Begin MATERIAL SUPPLIED
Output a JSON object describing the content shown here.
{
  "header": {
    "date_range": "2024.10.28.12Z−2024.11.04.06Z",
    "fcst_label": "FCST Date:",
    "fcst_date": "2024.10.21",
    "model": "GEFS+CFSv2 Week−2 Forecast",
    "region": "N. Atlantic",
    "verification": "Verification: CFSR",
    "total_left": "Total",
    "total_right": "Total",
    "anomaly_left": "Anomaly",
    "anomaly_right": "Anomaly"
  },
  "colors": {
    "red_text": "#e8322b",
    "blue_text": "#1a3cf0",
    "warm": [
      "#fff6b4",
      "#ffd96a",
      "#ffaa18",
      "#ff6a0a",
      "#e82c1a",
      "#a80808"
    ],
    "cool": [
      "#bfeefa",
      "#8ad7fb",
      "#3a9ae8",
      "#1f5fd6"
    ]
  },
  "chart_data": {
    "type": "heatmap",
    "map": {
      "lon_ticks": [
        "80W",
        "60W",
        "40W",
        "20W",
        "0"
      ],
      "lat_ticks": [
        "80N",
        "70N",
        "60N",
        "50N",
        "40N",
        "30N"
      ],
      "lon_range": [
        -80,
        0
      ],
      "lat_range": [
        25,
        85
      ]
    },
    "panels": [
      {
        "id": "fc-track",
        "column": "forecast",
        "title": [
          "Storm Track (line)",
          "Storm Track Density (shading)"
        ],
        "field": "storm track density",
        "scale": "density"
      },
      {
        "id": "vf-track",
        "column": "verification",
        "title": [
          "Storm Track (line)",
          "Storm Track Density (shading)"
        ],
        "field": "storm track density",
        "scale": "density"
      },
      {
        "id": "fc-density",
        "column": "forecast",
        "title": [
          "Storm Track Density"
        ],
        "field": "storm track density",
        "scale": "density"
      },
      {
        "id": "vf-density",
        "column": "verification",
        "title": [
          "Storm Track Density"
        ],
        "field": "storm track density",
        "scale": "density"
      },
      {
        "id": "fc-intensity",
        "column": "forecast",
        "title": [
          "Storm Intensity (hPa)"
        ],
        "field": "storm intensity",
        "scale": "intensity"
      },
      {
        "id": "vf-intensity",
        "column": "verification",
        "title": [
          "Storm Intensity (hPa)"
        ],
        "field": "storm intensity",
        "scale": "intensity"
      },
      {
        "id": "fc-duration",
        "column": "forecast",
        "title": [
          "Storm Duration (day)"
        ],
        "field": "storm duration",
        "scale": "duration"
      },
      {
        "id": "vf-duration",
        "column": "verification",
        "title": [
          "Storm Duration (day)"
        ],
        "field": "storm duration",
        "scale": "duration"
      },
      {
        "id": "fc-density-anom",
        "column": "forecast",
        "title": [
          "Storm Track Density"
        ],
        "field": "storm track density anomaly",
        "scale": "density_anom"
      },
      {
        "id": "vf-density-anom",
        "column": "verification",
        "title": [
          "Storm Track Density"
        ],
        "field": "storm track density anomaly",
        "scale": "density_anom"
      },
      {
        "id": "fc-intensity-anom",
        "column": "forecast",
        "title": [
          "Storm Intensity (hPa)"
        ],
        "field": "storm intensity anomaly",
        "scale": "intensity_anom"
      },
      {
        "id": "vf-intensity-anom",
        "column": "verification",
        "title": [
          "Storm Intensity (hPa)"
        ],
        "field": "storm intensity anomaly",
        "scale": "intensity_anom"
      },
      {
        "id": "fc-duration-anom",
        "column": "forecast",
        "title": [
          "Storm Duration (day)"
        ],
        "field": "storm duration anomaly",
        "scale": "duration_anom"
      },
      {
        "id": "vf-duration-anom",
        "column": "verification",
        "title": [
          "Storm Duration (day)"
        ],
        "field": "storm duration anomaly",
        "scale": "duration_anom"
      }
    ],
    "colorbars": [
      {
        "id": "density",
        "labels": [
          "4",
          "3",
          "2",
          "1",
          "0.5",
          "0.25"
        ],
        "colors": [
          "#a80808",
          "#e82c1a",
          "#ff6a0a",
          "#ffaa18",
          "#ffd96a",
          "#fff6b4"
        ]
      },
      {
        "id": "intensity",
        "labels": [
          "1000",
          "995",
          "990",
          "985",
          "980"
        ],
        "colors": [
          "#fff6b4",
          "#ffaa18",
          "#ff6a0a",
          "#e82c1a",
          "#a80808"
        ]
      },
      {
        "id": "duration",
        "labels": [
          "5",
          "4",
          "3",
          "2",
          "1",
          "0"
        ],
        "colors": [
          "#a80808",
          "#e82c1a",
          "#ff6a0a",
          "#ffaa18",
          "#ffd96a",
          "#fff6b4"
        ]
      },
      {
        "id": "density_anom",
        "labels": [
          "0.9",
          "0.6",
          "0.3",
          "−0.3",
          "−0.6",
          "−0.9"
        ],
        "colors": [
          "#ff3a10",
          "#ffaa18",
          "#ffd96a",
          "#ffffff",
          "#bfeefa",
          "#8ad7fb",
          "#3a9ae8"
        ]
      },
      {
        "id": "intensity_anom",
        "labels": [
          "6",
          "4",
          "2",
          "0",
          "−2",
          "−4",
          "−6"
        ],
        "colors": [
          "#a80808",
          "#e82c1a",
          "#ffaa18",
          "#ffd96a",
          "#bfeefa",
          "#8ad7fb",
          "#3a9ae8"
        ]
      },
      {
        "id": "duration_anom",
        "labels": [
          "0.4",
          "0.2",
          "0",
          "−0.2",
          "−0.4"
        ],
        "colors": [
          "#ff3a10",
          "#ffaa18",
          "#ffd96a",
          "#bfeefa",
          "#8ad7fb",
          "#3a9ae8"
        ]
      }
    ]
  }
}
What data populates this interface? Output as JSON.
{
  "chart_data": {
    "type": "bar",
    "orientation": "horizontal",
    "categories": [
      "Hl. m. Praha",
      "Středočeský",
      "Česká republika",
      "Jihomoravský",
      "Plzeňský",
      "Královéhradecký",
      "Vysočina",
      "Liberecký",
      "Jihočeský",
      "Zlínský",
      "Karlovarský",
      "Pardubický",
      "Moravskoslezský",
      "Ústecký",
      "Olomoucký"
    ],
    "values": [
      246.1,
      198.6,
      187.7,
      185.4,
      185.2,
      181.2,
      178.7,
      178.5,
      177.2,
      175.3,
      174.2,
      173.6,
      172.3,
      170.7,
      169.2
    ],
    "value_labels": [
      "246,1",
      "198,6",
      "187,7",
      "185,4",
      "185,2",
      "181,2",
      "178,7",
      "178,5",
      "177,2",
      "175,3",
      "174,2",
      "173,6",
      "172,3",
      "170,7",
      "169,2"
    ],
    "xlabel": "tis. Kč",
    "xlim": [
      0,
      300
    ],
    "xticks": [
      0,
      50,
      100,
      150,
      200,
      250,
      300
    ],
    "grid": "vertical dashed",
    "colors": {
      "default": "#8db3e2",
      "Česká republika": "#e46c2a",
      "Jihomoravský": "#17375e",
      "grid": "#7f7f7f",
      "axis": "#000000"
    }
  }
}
End MATERIAL SUPPLIED
- [TASK OBJECTIVE]:
Copy out the full listing exactly.

- [WRITTEN SOLUTION]:
Output a JSON object describing the content shown here.
{
  "header": {
    "date_range": "2024.10.28.12Z−2024.11.04.06Z",
    "fcst_label": "FCST Date:",
    "fcst_date": "2024.10.21",
    "model": "GEFS+CFSv2 Week−2 Forecast",
    "region": "N. Atlantic",
    "verification": "Verification: CFSR",
    "total_left": "Total",
    "total_right": "Total",
    "anomaly_left": "Anomaly",
    "anomaly_right": "Anomaly"
  },
  "colors": {
    "red_text": "#e8322b",
    "blue_text": "#1a3cf0",
    "warm": [
      "#fff6b4",
      "#ffd96a",
      "#ffaa18",
      "#ff6a0a",
      "#e82c1a",
      "#a80808"
    ],
    "cool": [
      "#bfeefa",
      "#8ad7fb",
      "#3a9ae8",
      "#1f5fd6"
    ]
  },
  "chart_data": {
    "type": "heatmap",
    "map": {
      "lon_ticks": [
        "80W",
        "60W",
        "40W",
        "20W",
        "0"
      ],
      "lat_ticks": [
        "80N",
        "70N",
        "60N",
        "50N",
        "40N",
        "30N"
      ],
      "lon_range": [
        -80,
        0
      ],
      "lat_range": [
        25,
        85
      ]
    },
    "panels": [
      {
        "id": "fc-track",
        "column": "forecast",
        "title": [
          "Storm Track (line)",
          "Storm Track Density (shading)"
        ],
        "field": "storm track density",
        "scale": "density"
      },
      {
        "id": "vf-track",
        "column": "verification",
        "title": [
          "Storm Track (line)",
          "Storm Track Density (shading)"
        ],
        "field": "storm track density",
        "scale": "density"
      },
      {
        "id": "fc-density",
        "column": "forecast",
        "title": [
          "Storm Track Density"
        ],
        "field": "storm track density",
        "scale": "density"
      },
      {
        "id": "vf-density",
        "column": "verification",
        "title": [
          "Storm Track Density"
        ],
        "field": "storm track density",
        "scale": "density"
      },
      {
        "id": "fc-intensity",
        "column": "forecast",
        "title": [
          "Storm Intensity (hPa)"
        ],
        "field": "storm intensity",
        "scale": "intensity"
      },
      {
        "id": "vf-intensity",
        "column": "verification",
        "title": [
          "Storm Intensity (hPa)"
        ],
        "field": "storm intensity",
        "scale": "intensity"
      },
      {
        "id": "fc-duration",
        "column": "forecast",
        "title": [
          "Storm Duration (day)"
        ],
        "field": "storm duration",
        "scale": "duration"
      },
      {
        "id": "vf-duration",
        "column": "verification",
        "title": [
          "Storm Duration (day)"
        ],
        "field": "storm duration",
        "scale": "duration"
      },
      {
        "id": "fc-density-anom",
        "column": "forecast",
        "title": [
          "Storm Track Density"
        ],
        "field": "storm track density anomaly",
        "scale": "density_anom"
      },
      {
        "id": "vf-density-anom",
        "column": "verification",
        "title": [
          "Storm Track Density"
        ],
        "field": "storm track density anomaly",
        "scale": "density_anom"
      },
      {
        "id": "fc-intensity-anom",
        "column": "forecast",
        "title": [
          "Storm Intensity (hPa)"
        ],
        "field": "storm intensity anomaly",
        "scale": "intensity_anom"
      },
      {
        "id": "vf-intensity-anom",
        "column": "verification",
        "title": [
          "Storm Intensity (hPa)"
        ],
        "field": "storm intensity anomaly",
        "scale": "intensity_anom"
      },
      {
        "id": "fc-duration-anom",
        "column": "forecast",
        "title": [
          "Storm Duration (day)"
        ],
        "field": "storm duration anomaly",
        "scale": "duration_anom"
      },
      {
        "id": "vf-duration-anom",
        "column": "verification",
        "title": [
          "Storm Duration (day)"
        ],
        "field": "storm duration anomaly",
        "scale": "duration_anom"
      }
    ],
    "colorbars": [
      {
        "id": "density",
        "labels": [
          "4",
          "3",
          "2",
          "1",
          "0.5",
          "0.25"
        ],
        "colors": [
          "#a80808",
          "#e82c1a",
          "#ff6a0a",
          "#ffaa18",
          "#ffd96a",
          "#fff6b4"
        ]
      },
      {
        "id": "intensity",
        "labels": [
          "1000",
          "995",
          "990",
          "985",
          "980"
        ],
        "colors": [
          "#fff6b4",
          "#ffaa18",
          "#ff6a0a",
          "#e82c1a",
          "#a80808"
        ]
      },
      {
        "id": "duration",
        "labels": [
          "5",
          "4",
          "3",
          "2",
          "1",
          "0"
        ],
        "colors": [
          "#a80808",
          "#e82c1a",
          "#ff6a0a",
          "#ffaa18",
          "#ffd96a",
          "#fff6b4"
        ]
      },
      {
        "id": "density_anom",
        "labels": [
          "0.9",
          "0.6",
          "0.3",
          "−0.3",
          "−0.6",
          "−0.9"
        ],
        "colors": [
          "#ff3a10",
          "#ffaa18",
          "#ffd96a",
          "#ffffff",
          "#bfeefa",
          "#8ad7fb",
          "#3a9ae8"
        ]
      },
      {
        "id": "intensity_anom",
        "labels": [
          "6",
          "4",
          "2",
          "0",
          "−2",
          "−4",
          "−6"
        ],
        "colors": [
          "#a80808",
          "#e82c1a",
          "#ffaa18",
          "#ffd96a",
          "#bfeefa",
          "#8ad7fb",
          "#3a9ae8"
        ]
      },
      {
        "id": "duration_anom",
        "labels": [
          "0.4",
          "0.2",
          "0",
          "−0.2",
          "−0.4"
        ],
        "colors": [
          "#ff3a10",
          "#ffaa18",
          "#ffd96a",
          "#bfeefa",
          "#8ad7fb",
          "#3a9ae8"
        ]
      }
    ]
  }
}
What data populates this interface? Output as JSON.
{
  "chart_data": {
    "type": "bar",
    "orientation": "horizontal",
    "categories": [
      "Hl. m. Praha",
      "Středočeský",
      "Česká republika",
      "Jihomoravský",
      "Plzeňský",
      "Královéhradecký",
      "Vysočina",
      "Liberecký",
      "Jihočeský",
      "Zlínský",
      "Karlovarský",
      "Pardubický",
      "Moravskoslezský",
      "Ústecký",
      "Olomoucký"
    ],
    "values": [
      246.1,
      198.6,
      187.7,
      185.4,
      185.2,
      181.2,
      178.7,
      178.5,
      177.2,
      175.3,
      174.2,
      173.6,
      172.3,
      170.7,
      169.2
    ],
    "value_labels": [
      "246,1",
      "198,6",
      "187,7",
      "185,4",
      "185,2",
      "181,2",
      "178,7",
      "178,5",
      "177,2",
      "175,3",
      "174,2",
      "173,6",
      "172,3",
      "170,7",
      "169,2"
    ],
    "xlabel": "tis. Kč",
    "xlim": [
      0,
      300
    ],
    "xticks": [
      0,
      50,
      100,
      150,
      200,
      250,
      300
    ],
    "grid": "vertical dashed",
    "colors": {
      "default": "#8db3e2",
      "Česká republika": "#e46c2a",
      "Jihomoravský": "#17375e",
      "grid": "#7f7f7f",
      "axis": "#000000"
    }
  }
}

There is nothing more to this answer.